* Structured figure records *
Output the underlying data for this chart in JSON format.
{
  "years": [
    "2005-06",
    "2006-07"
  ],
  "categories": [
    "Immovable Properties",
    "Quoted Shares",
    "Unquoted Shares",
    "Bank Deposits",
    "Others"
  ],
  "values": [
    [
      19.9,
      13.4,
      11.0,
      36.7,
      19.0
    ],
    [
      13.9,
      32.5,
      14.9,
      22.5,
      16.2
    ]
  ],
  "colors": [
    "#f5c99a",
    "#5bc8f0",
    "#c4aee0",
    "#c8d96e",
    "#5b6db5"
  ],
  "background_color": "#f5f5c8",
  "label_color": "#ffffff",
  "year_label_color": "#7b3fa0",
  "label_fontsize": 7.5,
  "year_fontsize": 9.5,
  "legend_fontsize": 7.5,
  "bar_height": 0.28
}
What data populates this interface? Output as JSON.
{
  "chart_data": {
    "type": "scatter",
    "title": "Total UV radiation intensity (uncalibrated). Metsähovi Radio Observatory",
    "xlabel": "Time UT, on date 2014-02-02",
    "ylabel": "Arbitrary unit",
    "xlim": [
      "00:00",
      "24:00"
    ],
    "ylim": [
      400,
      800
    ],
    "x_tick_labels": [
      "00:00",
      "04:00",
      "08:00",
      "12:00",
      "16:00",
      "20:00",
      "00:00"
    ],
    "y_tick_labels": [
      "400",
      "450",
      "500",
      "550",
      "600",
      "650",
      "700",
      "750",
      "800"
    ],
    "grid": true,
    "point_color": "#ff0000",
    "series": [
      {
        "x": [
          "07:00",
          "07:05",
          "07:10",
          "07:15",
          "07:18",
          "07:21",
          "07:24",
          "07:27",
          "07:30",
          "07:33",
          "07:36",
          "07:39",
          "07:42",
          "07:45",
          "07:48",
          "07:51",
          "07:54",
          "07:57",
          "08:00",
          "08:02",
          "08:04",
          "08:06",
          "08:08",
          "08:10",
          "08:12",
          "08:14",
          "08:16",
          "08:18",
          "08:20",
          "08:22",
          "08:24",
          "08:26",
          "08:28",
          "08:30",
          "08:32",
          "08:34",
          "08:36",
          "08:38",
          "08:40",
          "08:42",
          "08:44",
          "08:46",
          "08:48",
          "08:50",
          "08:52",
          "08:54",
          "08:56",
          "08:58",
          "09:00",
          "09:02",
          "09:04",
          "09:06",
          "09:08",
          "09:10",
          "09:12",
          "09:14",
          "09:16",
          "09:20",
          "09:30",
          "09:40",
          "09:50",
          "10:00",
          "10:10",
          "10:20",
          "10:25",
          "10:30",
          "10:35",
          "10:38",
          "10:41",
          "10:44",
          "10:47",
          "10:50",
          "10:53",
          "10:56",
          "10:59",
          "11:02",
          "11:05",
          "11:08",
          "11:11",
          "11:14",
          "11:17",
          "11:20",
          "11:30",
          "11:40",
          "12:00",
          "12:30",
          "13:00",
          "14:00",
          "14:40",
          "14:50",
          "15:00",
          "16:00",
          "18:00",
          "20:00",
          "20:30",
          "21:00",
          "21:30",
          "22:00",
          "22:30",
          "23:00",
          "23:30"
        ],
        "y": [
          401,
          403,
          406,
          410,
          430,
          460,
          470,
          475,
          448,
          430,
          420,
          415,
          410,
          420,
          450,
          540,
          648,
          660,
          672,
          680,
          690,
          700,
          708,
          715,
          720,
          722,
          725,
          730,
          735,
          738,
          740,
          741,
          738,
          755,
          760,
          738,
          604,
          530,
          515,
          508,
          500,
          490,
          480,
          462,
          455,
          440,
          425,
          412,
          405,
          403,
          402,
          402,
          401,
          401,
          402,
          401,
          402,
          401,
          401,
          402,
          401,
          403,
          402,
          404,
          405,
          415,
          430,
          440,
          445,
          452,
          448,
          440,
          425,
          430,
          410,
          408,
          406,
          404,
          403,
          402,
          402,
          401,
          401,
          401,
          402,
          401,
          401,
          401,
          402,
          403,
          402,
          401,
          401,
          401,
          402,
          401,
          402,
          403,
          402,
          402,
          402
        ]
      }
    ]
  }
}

* PROBLEM DETAILS *
Find the string "Output" in the records, then copy each line where it occurs.

* SOLUTION TO THE EXERCISE *
Output the underlying data for this chart in JSON format.
What data populates this interface? Output as JSON.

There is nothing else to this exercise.